**WRITTEN PROBLEM**:
Repeat each entry in full, exactly.

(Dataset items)
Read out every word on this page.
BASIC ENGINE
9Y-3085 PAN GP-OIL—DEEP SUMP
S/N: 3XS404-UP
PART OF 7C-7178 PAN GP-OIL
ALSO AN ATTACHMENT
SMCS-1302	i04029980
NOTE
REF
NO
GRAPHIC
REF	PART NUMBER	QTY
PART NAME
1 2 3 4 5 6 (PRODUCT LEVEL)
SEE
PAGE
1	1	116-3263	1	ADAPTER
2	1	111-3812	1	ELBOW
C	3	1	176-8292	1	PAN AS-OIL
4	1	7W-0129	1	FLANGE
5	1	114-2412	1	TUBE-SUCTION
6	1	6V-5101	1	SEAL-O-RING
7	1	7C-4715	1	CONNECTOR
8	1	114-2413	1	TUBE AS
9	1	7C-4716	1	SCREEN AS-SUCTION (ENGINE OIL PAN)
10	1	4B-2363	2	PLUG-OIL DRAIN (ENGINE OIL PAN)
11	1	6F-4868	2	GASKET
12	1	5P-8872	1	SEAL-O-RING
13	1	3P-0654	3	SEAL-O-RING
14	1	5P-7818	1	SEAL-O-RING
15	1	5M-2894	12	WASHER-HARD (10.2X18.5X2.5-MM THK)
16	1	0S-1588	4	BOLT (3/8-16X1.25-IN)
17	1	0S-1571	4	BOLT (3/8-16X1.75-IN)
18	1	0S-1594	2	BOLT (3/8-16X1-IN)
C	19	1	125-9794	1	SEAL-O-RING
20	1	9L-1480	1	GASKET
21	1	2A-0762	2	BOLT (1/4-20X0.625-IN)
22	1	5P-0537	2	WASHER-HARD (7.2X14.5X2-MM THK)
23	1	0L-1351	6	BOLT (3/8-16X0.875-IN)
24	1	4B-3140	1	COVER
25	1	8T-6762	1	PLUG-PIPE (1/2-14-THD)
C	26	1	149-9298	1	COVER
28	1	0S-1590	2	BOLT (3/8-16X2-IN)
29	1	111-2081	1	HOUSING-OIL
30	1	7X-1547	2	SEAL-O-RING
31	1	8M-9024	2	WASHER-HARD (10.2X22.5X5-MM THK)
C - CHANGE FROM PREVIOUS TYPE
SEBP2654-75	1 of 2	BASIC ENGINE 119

**RESPONSE**:
Read out every word on this page.
BASIC ENGINE
9Y-3085 PAN GP-OIL—DEEP SUMP
S/N: 3XS404-UP
PART OF 7C-7178 PAN GP-OIL
ALSO AN ATTACHMENT
SMCS-1302	i04029980
NOTE
REF
NO
GRAPHIC
REF	PART NUMBER	QTY
PART NAME
1 2 3 4 5 6 (PRODUCT LEVEL)
SEE
PAGE
1	1	116-3263	1	ADAPTER
2	1	111-3812	1	ELBOW
C	3	1	176-8292	1	PAN AS-OIL
4	1	7W-0129	1	FLANGE
5	1	114-2412	1	TUBE-SUCTION
6	1	6V-5101	1	SEAL-O-RING
7	1	7C-4715	1	CONNECTOR
8	1	114-2413	1	TUBE AS
9	1	7C-4716	1	SCREEN AS-SUCTION (ENGINE OIL PAN)
10	1	4B-2363	2	PLUG-OIL DRAIN (ENGINE OIL PAN)
11	1	6F-4868	2	GASKET
12	1	5P-8872	1	SEAL-O-RING
13	1	3P-0654	3	SEAL-O-RING
14	1	5P-7818	1	SEAL-O-RING
15	1	5M-2894	12	WASHER-HARD (10.2X18.5X2.5-MM THK)
16	1	0S-1588	4	BOLT (3/8-16X1.25-IN)
17	1	0S-1571	4	BOLT (3/8-16X1.75-IN)
18	1	0S-1594	2	BOLT (3/8-16X1-IN)
C	19	1	125-9794	1	SEAL-O-RING
20	1	9L-1480	1	GASKET
21	1	2A-0762	2	BOLT (1/4-20X0.625-IN)
22	1	5P-0537	2	WASHER-HARD (7.2X14.5X2-MM THK)
23	1	0L-1351	6	BOLT (3/8-16X0.875-IN)
24	1	4B-3140	1	COVER
25	1	8T-6762	1	PLUG-PIPE (1/2-14-THD)
C	26	1	149-9298	1	COVER
28	1	0S-1590	2	BOLT (3/8-16X2-IN)
29	1	111-2081	1	HOUSING-OIL
30	1	7X-1547	2	SEAL-O-RING
31	1	8M-9024	2	WASHER-HARD (10.2X22.5X5-MM THK)
C - CHANGE FROM PREVIOUS TYPE
SEBP2654-75	1 of 2	BASIC ENGINE 119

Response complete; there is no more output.